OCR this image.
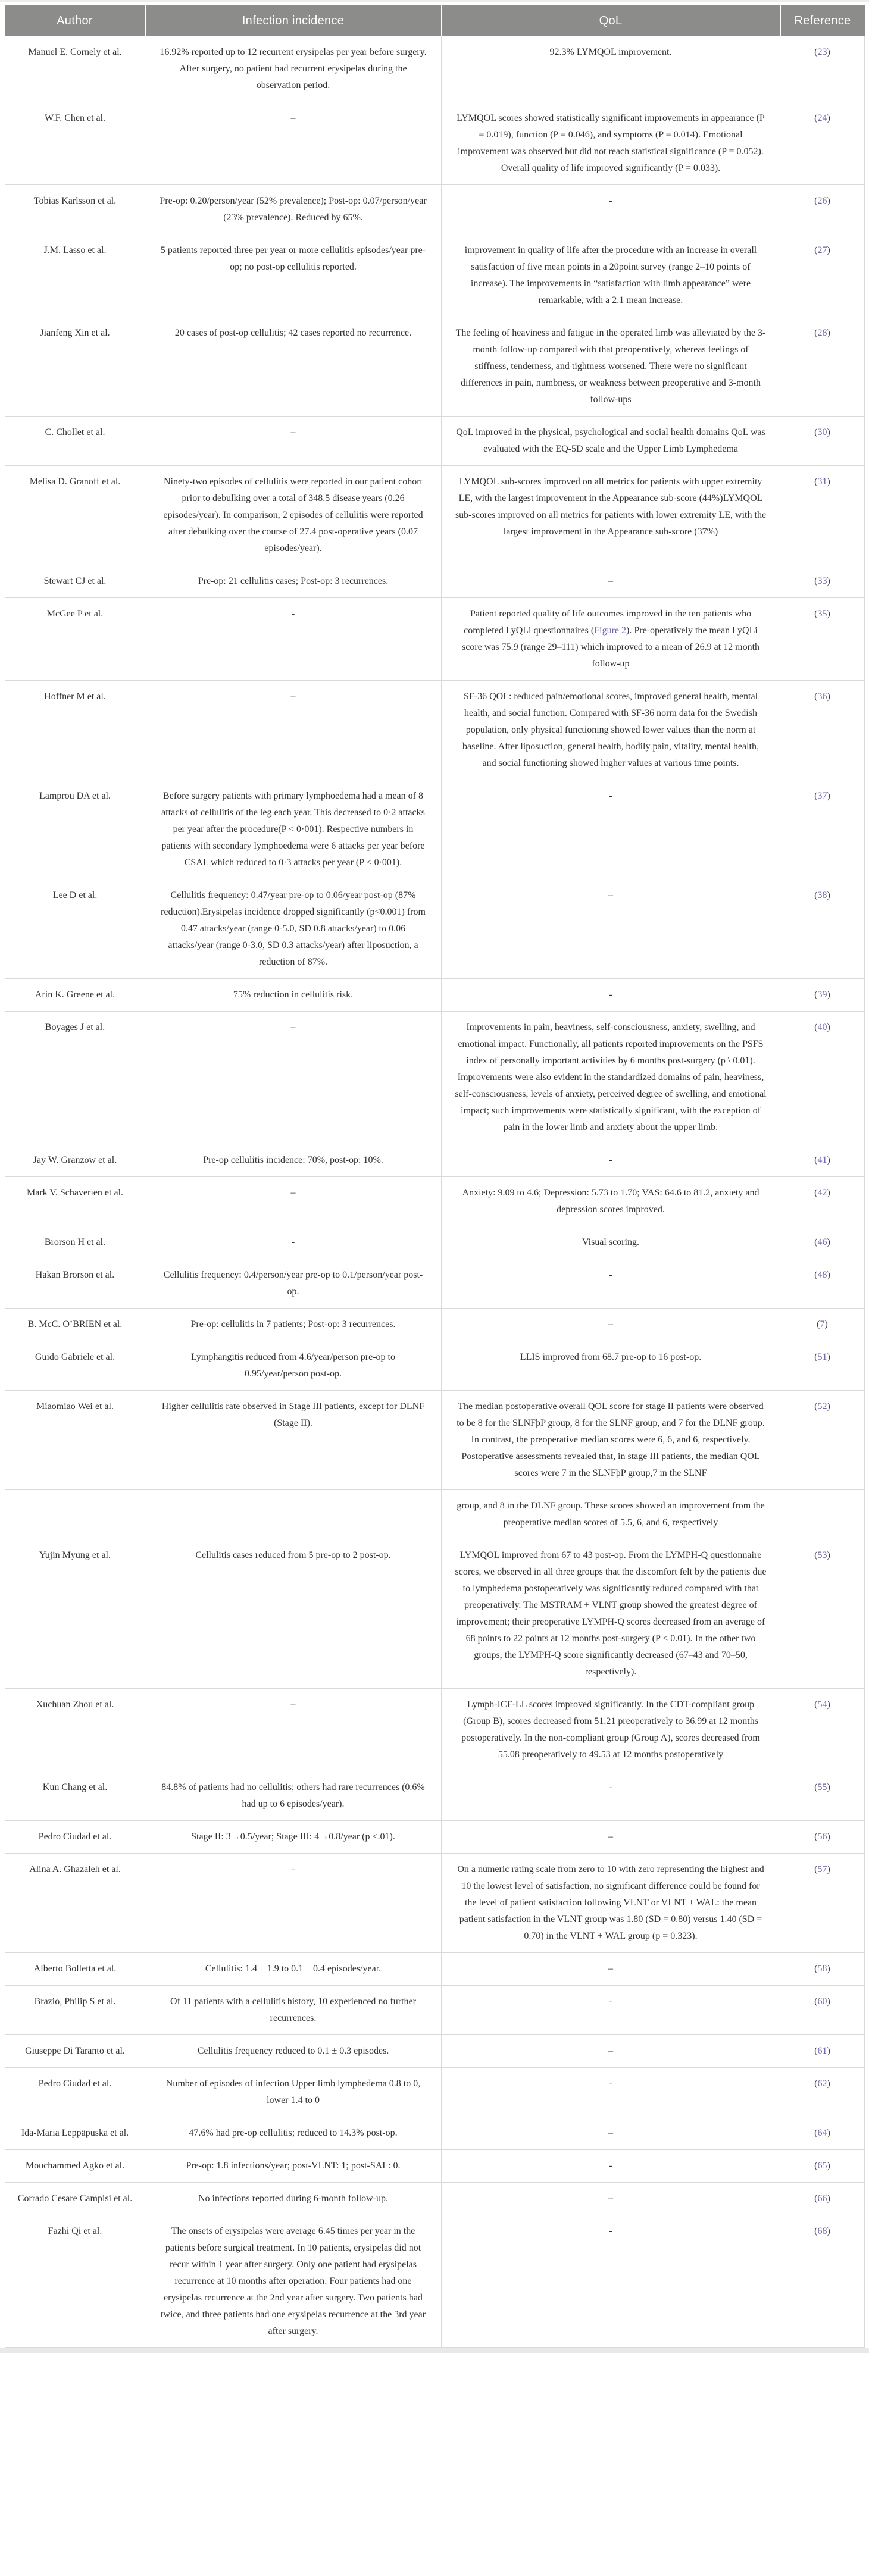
Author	Infection incidence	QoL	Reference
Manuel E. Cornely et al.	16.92% reported up to 12 recurrent erysipelas per year before surgery. After surgery, no patient had recurrent erysipelas during the observation period.	92.3% LYMQOL improvement.	(23)
W.F. Chen et al.	–	LYMQOL scores showed statistically significant improvements in appearance (P = 0.019), function (P = 0.046), and symptoms (P = 0.014). Emotional improvement was observed but did not reach statistical significance (P = 0.052). Overall quality of life improved significantly (P = 0.033).	(24)
Tobias Karlsson et al.	Pre-op: 0.20/person/year (52% prevalence); Post-op: 0.07/person/year (23% prevalence). Reduced by 65%.	-	(26)
J.M. Lasso et al.	5 patients reported three per year or more cellulitis episodes/year pre-op; no post-op cellulitis reported.	improvement in quality of life after the procedure with an increase in overall satisfaction of five mean points in a 20point survey (range 2–10 points of increase). The improvements in “satisfaction with limb appearance” were remarkable, with a 2.1 mean increase.	(27)
Jianfeng Xin et al.	20 cases of post-op cellulitis; 42 cases reported no recurrence.	The feeling of heaviness and fatigue in the operated limb was alleviated by the 3-month follow-up compared with that preoperatively, whereas feelings of stiffness, tenderness, and tightness worsened. There were no significant differences in pain, numbness, or weakness between preoperative and 3-month follow-ups	(28)
C. Chollet et al.	–	QoL improved in the physical, psychological and social health domains QoL was evaluated with the EQ-5D scale and the Upper Limb Lymphedema	(30)
Melisa D. Granoff et al.	Ninety-two episodes of cellulitis were reported in our patient cohort prior to debulking over a total of 348.5 disease years (0.26 episodes/year). In comparison, 2 episodes of cellulitis were reported after debulking over the course of 27.4 post-operative years (0.07 episodes/year).	LYMQOL sub-scores improved on all metrics for patients with upper extremity LE, with the largest improvement in the Appearance sub-score (44%)LYMQOL sub-scores improved on all metrics for patients with lower extremity LE, with the largest improvement in the Appearance sub-score (37%)	(31)
Stewart CJ et al.	Pre-op: 21 cellulitis cases; Post-op: 3 recurrences.	–	(33)
McGee P et al.	-	Patient reported quality of life outcomes improved in the ten patients who completed LyQLi questionnaires (Figure 2). Pre-operatively the mean LyQLi score was 75.9 (range 29–111) which improved to a mean of 26.9 at 12 month follow-up	(35)
Hoffner M et al.	–	SF-36 QOL: reduced pain/emotional scores, improved general health, mental health, and social function. Compared with SF-36 norm data for the Swedish population, only physical functioning showed lower values than the norm at baseline. After liposuction, general health, bodily pain, vitality, mental health, and social functioning showed higher values at various time points.	(36)
Lamprou DA et al.	Before surgery patients with primary lymphoedema had a mean of 8 attacks of cellulitis of the leg each year. This decreased to 0·2 attacks per year after the procedure(P < 0·001). Respective numbers in patients with secondary lymphoedema were 6 attacks per year before CSAL which reduced to 0·3 attacks per year (P < 0·001).	-	(37)
Lee D et al.	Cellulitis frequency: 0.47/year pre-op to 0.06/year post-op (87% reduction).Erysipelas incidence dropped significantly (p<0.001) from 0.47 attacks/year (range 0-5.0, SD 0.8 attacks/year) to 0.06 attacks/year (range 0-3.0, SD 0.3 attacks/year) after liposuction, a reduction of 87%.	–	(38)
Arin K. Greene et al.	75% reduction in cellulitis risk.	-	(39)
Boyages J et al.	–	Improvements in pain, heaviness, self-consciousness, anxiety, swelling, and emotional impact. Functionally, all patients reported improvements on the PSFS index of personally important activities by 6 months post-surgery (p \ 0.01). Improvements were also evident in the standardized domains of pain, heaviness, self-consciousness, levels of anxiety, perceived degree of swelling, and emotional impact; such improvements were statistically significant, with the exception of pain in the lower limb and anxiety about the upper limb.	(40)
Jay W. Granzow et al.	Pre-op cellulitis incidence: 70%, post-op: 10%.	-	(41)
Mark V. Schaverien et al.	–	Anxiety: 9.09 to 4.6; Depression: 5.73 to 1.70; VAS: 64.6 to 81.2, anxiety and depression scores improved.	(42)
Brorson H et al.	-	Visual scoring.	(46)
Hakan Brorson et al.	Cellulitis frequency: 0.4/person/year pre-op to 0.1/person/year post-op.	-	(48)
B. McC. O’BRIEN et al.	Pre-op: cellulitis in 7 patients; Post-op: 3 recurrences.	–	(7)
Guido Gabriele et al.	Lymphangitis reduced from 4.6/year/person pre-op to 0.95/year/person post-op.	LLIS improved from 68.7 pre-op to 16 post-op.	(51)
Miaomiao Wei et al.	Higher cellulitis rate observed in Stage III patients, except for DLNF (Stage II).	The median postoperative overall QOL score for stage II patients were observed to be 8 for the SLNFþP group, 8 for the SLNF group, and 7 for the DLNF group. In contrast, the preoperative median scores were 6, 6, and 6, respectively. Postoperative assessments revealed that, in stage III patients, the median QOL scores were 7 in the SLNFþP group,7 in the SLNF	(52)
		group, and 8 in the DLNF group. These scores showed an improvement from the preoperative median scores of 5.5, 6, and 6, respectively	
Yujin Myung et al.	Cellulitis cases reduced from 5 pre-op to 2 post-op.	LYMQOL improved from 67 to 43 post-op. From the LYMPH-Q questionnaire scores, we observed in all three groups that the discomfort felt by the patients due to lymphedema postoperatively was significantly reduced compared with that preoperatively. The MSTRAM + VLNT group showed the greatest degree of improvement; their preoperative LYMPH-Q scores decreased from an average of 68 points to 22 points at 12 months post-surgery (P < 0.01). In the other two groups, the LYMPH-Q score significantly decreased (67–43 and 70–50, respectively).	(53)
Xuchuan Zhou et al.	–	Lymph-ICF-LL scores improved significantly. In the CDT-compliant group (Group B), scores decreased from 51.21 preoperatively to 36.99 at 12 months postoperatively. In the non-compliant group (Group A), scores decreased from 55.08 preoperatively to 49.53 at 12 months postoperatively	(54)
Kun Chang et al.	84.8% of patients had no cellulitis; others had rare recurrences (0.6% had up to 6 episodes/year).	-	(55)
Pedro Ciudad et al.	Stage II: 3→0.5/year; Stage III: 4→0.8/year (p <.01).	–	(56)
Alina A. Ghazaleh et al.	-	On a numeric rating scale from zero to 10 with zero representing the highest and 10 the lowest level of satisfaction, no significant difference could be found for the level of patient satisfaction following VLNT or VLNT + WAL: the mean patient satisfaction in the VLNT group was 1.80 (SD = 0.80) versus 1.40 (SD = 0.70) in the VLNT + WAL group (p = 0.323).	(57)
Alberto Bolletta et al.	Cellulitis: 1.4 ± 1.9 to 0.1 ± 0.4 episodes/year.	–	(58)
Brazio, Philip S et al.	Of 11 patients with a cellulitis history, 10 experienced no further recurrences.	-	(60)
Giuseppe Di Taranto et al.	Cellulitis frequency reduced to 0.1 ± 0.3 episodes.	–	(61)
Pedro Ciudad et al.	Number of episodes of infection Upper limb lymphedema 0.8 to 0, lower 1.4 to 0	-	(62)
Ida-Maria Leppäpuska et al.	47.6% had pre-op cellulitis; reduced to 14.3% post-op.	–	(64)
Mouchammed Agko et al.	Pre-op: 1.8 infections/year; post-VLNT: 1; post-SAL: 0.	-	(65)
Corrado Cesare Campisi et al.	No infections reported during 6-month follow-up.	–	(66)
Fazhi Qi et al.	The onsets of erysipelas were average 6.45 times per year in the patients before surgical treatment. In 10 patients, erysipelas did not recur within 1 year after surgery. Only one patient had erysipelas recurrence at 10 months after operation. Four patients had one erysipelas recurrence at the 2nd year after surgery. Two patients had twice, and three patients had one erysipelas recurrence at the 3rd year after surgery.	-	(68)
* * * * *
Output every entry exactly. Pictures stay out.

OCR this image.
Author	Infection incidence	QoL	Reference
Manuel E. Cornely et al.	16.92% reported up to 12 recurrent erysipelas per year before surgery. After surgery, no patient had recurrent erysipelas during the observation period.	92.3% LYMQOL improvement.	(23)
W.F. Chen et al.	–	LYMQOL scores showed statistically significant improvements in appearance (P = 0.019), function (P = 0.046), and symptoms (P = 0.014). Emotional improvement was observed but did not reach statistical significance (P = 0.052). Overall quality of life improved significantly (P = 0.033).	(24)
Tobias Karlsson et al.	Pre-op: 0.20/person/year (52% prevalence); Post-op: 0.07/person/year (23% prevalence). Reduced by 65%.	-	(26)
J.M. Lasso et al.	5 patients reported three per year or more cellulitis episodes/year pre-op; no post-op cellulitis reported.	improvement in quality of life after the procedure with an increase in overall satisfaction of five mean points in a 20point survey (range 2–10 points of increase). The improvements in “satisfaction with limb appearance” were remarkable, with a 2.1 mean increase.	(27)
Jianfeng Xin et al.	20 cases of post-op cellulitis; 42 cases reported no recurrence.	The feeling of heaviness and fatigue in the operated limb was alleviated by the 3-month follow-up compared with that preoperatively, whereas feelings of stiffness, tenderness, and tightness worsened. There were no significant differences in pain, numbness, or weakness between preoperative and 3-month follow-ups	(28)
C. Chollet et al.	–	QoL improved in the physical, psychological and social health domains QoL was evaluated with the EQ-5D scale and the Upper Limb Lymphedema	(30)
Melisa D. Granoff et al.	Ninety-two episodes of cellulitis were reported in our patient cohort prior to debulking over a total of 348.5 disease years (0.26 episodes/year). In comparison, 2 episodes of cellulitis were reported after debulking over the course of 27.4 post-operative years (0.07 episodes/year).	LYMQOL sub-scores improved on all metrics for patients with upper extremity LE, with the largest improvement in the Appearance sub-score (44%)LYMQOL sub-scores improved on all metrics for patients with lower extremity LE, with the largest improvement in the Appearance sub-score (37%)	(31)
Stewart CJ et al.	Pre-op: 21 cellulitis cases; Post-op: 3 recurrences.	–	(33)
McGee P et al.	-	Patient reported quality of life outcomes improved in the ten patients who completed LyQLi questionnaires (Figure 2). Pre-operatively the mean LyQLi score was 75.9 (range 29–111) which improved to a mean of 26.9 at 12 month follow-up	(35)
Hoffner M et al.	–	SF-36 QOL: reduced pain/emotional scores, improved general health, mental health, and social function. Compared with SF-36 norm data for the Swedish population, only physical functioning showed lower values than the norm at baseline. After liposuction, general health, bodily pain, vitality, mental health, and social functioning showed higher values at various time points.	(36)
Lamprou DA et al.	Before surgery patients with primary lymphoedema had a mean of 8 attacks of cellulitis of the leg each year. This decreased to 0·2 attacks per year after the procedure(P < 0·001). Respective numbers in patients with secondary lymphoedema were 6 attacks per year before CSAL which reduced to 0·3 attacks per year (P < 0·001).	-	(37)
Lee D et al.	Cellulitis frequency: 0.47/year pre-op to 0.06/year post-op (87% reduction).Erysipelas incidence dropped significantly (p<0.001) from 0.47 attacks/year (range 0-5.0, SD 0.8 attacks/year) to 0.06 attacks/year (range 0-3.0, SD 0.3 attacks/year) after liposuction, a reduction of 87%.	–	(38)
Arin K. Greene et al.	75% reduction in cellulitis risk.	-	(39)
Boyages J et al.	–	Improvements in pain, heaviness, self-consciousness, anxiety, swelling, and emotional impact. Functionally, all patients reported improvements on the PSFS index of personally important activities by 6 months post-surgery (p \ 0.01). Improvements were also evident in the standardized domains of pain, heaviness, self-consciousness, levels of anxiety, perceived degree of swelling, and emotional impact; such improvements were statistically significant, with the exception of pain in the lower limb and anxiety about the upper limb.	(40)
Jay W. Granzow et al.	Pre-op cellulitis incidence: 70%, post-op: 10%.	-	(41)
Mark V. Schaverien et al.	–	Anxiety: 9.09 to 4.6; Depression: 5.73 to 1.70; VAS: 64.6 to 81.2, anxiety and depression scores improved.	(42)
Brorson H et al.	-	Visual scoring.	(46)
Hakan Brorson et al.	Cellulitis frequency: 0.4/person/year pre-op to 0.1/person/year post-op.	-	(48)
B. McC. O’BRIEN et al.	Pre-op: cellulitis in 7 patients; Post-op: 3 recurrences.	–	(7)
Guido Gabriele et al.	Lymphangitis reduced from 4.6/year/person pre-op to 0.95/year/person post-op.	LLIS improved from 68.7 pre-op to 16 post-op.	(51)
Miaomiao Wei et al.	Higher cellulitis rate observed in Stage III patients, except for DLNF (Stage II).	The median postoperative overall QOL score for stage II patients were observed to be 8 for the SLNFþP group, 8 for the SLNF group, and 7 for the DLNF group. In contrast, the preoperative median scores were 6, 6, and 6, respectively. Postoperative assessments revealed that, in stage III patients, the median QOL scores were 7 in the SLNFþP group,7 in the SLNF	(52)
		group, and 8 in the DLNF group. These scores showed an improvement from the preoperative median scores of 5.5, 6, and 6, respectively	
Yujin Myung et al.	Cellulitis cases reduced from 5 pre-op to 2 post-op.	LYMQOL improved from 67 to 43 post-op. From the LYMPH-Q questionnaire scores, we observed in all three groups that the discomfort felt by the patients due to lymphedema postoperatively was significantly reduced compared with that preoperatively. The MSTRAM + VLNT group showed the greatest degree of improvement; their preoperative LYMPH-Q scores decreased from an average of 68 points to 22 points at 12 months post-surgery (P < 0.01). In the other two groups, the LYMPH-Q score significantly decreased (67–43 and 70–50, respectively).	(53)
Xuchuan Zhou et al.	–	Lymph-ICF-LL scores improved significantly. In the CDT-compliant group (Group B), scores decreased from 51.21 preoperatively to 36.99 at 12 months postoperatively. In the non-compliant group (Group A), scores decreased from 55.08 preoperatively to 49.53 at 12 months postoperatively	(54)
Kun Chang et al.	84.8% of patients had no cellulitis; others had rare recurrences (0.6% had up to 6 episodes/year).	-	(55)
Pedro Ciudad et al.	Stage II: 3→0.5/year; Stage III: 4→0.8/year (p <.01).	–	(56)
Alina A. Ghazaleh et al.	-	On a numeric rating scale from zero to 10 with zero representing the highest and 10 the lowest level of satisfaction, no significant difference could be found for the level of patient satisfaction following VLNT or VLNT + WAL: the mean patient satisfaction in the VLNT group was 1.80 (SD = 0.80) versus 1.40 (SD = 0.70) in the VLNT + WAL group (p = 0.323).	(57)
Alberto Bolletta et al.	Cellulitis: 1.4 ± 1.9 to 0.1 ± 0.4 episodes/year.	–	(58)
Brazio, Philip S et al.	Of 11 patients with a cellulitis history, 10 experienced no further recurrences.	-	(60)
Giuseppe Di Taranto et al.	Cellulitis frequency reduced to 0.1 ± 0.3 episodes.	–	(61)
Pedro Ciudad et al.	Number of episodes of infection Upper limb lymphedema 0.8 to 0, lower 1.4 to 0	-	(62)
Ida-Maria Leppäpuska et al.	47.6% had pre-op cellulitis; reduced to 14.3% post-op.	–	(64)
Mouchammed Agko et al.	Pre-op: 1.8 infections/year; post-VLNT: 1; post-SAL: 0.	-	(65)
Corrado Cesare Campisi et al.	No infections reported during 6-month follow-up.	–	(66)
Fazhi Qi et al.	The onsets of erysipelas were average 6.45 times per year in the patients before surgical treatment. In 10 patients, erysipelas did not recur within 1 year after surgery. Only one patient had erysipelas recurrence at 10 months after operation. Four patients had one erysipelas recurrence at the 2nd year after surgery. Two patients had twice, and three patients had one erysipelas recurrence at the 3rd year after surgery.	-	(68)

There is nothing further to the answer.